## Task to carry out
Copy all lines holding the word "ABCD" from the entries.
--*--
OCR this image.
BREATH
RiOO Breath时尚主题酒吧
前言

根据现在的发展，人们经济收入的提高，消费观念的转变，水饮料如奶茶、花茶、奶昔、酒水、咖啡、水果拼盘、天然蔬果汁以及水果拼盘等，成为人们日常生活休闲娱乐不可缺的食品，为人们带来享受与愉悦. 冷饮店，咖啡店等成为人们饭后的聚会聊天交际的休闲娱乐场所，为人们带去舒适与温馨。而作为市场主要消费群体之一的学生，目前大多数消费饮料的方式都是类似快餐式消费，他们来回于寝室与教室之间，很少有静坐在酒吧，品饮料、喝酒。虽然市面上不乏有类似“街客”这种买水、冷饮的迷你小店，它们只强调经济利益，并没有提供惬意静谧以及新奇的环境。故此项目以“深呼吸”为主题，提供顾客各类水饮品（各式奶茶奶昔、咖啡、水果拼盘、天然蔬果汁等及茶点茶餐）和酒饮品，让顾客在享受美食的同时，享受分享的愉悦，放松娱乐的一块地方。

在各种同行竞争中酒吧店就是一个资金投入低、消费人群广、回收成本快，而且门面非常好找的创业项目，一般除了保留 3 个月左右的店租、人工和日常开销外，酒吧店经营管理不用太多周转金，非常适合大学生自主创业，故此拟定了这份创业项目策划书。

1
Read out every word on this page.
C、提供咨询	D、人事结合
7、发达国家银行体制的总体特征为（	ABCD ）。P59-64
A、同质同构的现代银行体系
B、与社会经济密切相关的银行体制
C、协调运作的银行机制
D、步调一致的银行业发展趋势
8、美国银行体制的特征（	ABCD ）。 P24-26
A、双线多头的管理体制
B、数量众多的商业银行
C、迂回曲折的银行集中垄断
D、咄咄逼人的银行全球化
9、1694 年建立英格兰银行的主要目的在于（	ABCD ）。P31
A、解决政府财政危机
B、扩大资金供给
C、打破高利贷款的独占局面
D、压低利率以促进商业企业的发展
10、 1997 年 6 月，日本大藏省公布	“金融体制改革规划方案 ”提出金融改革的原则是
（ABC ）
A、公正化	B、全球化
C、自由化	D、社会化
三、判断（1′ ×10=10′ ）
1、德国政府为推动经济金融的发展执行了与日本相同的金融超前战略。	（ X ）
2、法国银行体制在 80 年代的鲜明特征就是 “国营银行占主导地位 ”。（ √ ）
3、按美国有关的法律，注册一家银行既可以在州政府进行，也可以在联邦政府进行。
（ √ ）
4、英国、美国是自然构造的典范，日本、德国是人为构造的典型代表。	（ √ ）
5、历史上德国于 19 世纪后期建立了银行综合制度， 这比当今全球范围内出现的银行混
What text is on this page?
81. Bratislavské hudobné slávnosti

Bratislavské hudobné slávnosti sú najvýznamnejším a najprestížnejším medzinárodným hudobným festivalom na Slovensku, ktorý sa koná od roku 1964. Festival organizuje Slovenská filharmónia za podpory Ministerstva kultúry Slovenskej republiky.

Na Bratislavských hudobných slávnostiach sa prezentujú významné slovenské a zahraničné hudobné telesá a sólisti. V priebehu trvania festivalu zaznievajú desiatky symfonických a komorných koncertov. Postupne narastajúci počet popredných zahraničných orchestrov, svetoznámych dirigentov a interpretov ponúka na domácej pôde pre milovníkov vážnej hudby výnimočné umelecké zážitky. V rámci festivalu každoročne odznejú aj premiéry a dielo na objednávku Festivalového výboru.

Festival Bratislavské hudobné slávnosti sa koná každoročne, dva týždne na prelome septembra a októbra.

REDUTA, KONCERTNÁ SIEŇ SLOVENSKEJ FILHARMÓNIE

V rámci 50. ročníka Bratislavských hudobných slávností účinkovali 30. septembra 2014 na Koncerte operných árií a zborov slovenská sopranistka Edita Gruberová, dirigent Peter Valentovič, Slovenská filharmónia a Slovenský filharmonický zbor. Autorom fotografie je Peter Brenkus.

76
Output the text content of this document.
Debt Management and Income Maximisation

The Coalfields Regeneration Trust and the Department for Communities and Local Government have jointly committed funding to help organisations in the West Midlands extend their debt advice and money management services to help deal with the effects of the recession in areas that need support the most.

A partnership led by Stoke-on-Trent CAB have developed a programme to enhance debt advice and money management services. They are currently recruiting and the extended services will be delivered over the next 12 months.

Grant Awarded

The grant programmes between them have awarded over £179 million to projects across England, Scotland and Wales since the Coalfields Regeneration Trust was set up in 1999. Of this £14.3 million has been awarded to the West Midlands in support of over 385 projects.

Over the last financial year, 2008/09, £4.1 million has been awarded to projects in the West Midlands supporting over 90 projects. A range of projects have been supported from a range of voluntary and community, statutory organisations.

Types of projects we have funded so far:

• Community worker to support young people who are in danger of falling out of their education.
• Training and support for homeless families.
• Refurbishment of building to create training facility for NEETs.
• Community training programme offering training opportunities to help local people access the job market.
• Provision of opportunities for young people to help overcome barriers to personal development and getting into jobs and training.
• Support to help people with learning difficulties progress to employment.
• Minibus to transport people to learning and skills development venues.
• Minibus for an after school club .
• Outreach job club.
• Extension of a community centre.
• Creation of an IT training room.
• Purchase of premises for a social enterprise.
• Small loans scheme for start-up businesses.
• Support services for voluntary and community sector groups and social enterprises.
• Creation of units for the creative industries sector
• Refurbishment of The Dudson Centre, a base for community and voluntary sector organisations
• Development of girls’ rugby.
--*--
## Written solution
7、发达国家银行体制的总体特征为（	ABCD ）。P59-64
8、美国银行体制的特征（	ABCD ）。 P24-26
9、1694 年建立英格兰银行的主要目的在于（	ABCD ）。P31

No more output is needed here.